[Collection entries]
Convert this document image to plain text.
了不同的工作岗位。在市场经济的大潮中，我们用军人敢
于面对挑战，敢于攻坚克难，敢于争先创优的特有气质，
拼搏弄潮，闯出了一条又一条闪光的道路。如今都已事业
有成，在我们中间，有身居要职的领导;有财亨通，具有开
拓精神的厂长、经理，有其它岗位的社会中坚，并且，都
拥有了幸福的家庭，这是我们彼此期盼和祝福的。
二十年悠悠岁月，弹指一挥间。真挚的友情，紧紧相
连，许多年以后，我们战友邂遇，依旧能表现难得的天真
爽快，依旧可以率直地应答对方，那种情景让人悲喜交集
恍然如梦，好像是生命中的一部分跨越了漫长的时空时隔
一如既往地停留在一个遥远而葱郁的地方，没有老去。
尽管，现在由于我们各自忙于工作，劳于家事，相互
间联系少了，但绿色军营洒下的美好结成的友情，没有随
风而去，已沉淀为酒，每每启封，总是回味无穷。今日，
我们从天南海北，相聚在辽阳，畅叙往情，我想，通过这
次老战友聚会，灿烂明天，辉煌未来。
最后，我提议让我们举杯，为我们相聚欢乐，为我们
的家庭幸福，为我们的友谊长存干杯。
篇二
---
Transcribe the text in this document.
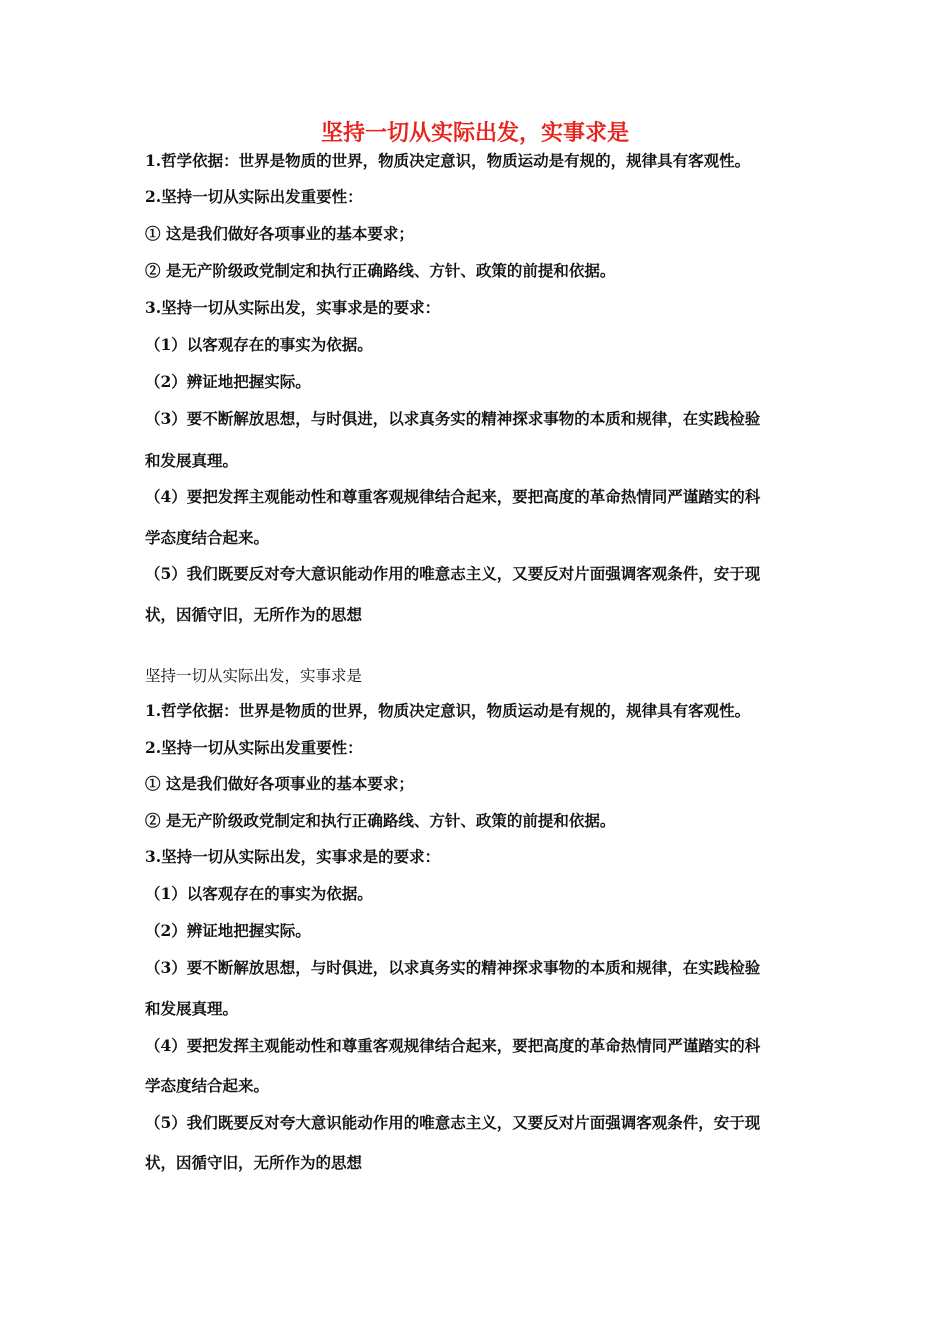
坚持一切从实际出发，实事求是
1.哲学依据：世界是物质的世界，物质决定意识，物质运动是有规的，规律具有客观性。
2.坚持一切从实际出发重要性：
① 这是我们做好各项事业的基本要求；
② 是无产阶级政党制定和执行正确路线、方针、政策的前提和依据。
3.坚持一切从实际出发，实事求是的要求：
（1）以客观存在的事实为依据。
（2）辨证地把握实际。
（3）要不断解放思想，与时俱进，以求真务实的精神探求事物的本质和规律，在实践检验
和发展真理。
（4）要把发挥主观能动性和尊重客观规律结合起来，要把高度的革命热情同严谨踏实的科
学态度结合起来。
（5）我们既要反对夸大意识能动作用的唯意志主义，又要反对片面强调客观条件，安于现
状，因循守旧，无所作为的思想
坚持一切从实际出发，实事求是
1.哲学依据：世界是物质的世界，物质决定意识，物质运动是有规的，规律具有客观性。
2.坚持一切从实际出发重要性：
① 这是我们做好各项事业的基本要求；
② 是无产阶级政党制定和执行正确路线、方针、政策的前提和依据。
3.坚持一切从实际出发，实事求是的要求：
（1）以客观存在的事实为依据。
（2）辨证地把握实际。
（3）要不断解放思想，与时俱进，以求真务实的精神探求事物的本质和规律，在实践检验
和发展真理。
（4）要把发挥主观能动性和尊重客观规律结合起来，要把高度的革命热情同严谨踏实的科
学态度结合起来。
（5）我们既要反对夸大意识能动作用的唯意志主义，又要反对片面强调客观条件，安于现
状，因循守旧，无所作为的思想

Your instructions —
Out of the preceding entries, pull every line containing the string "this".

Answer for the task —
Convert this document image to plain text.
Transcribe the text in this document.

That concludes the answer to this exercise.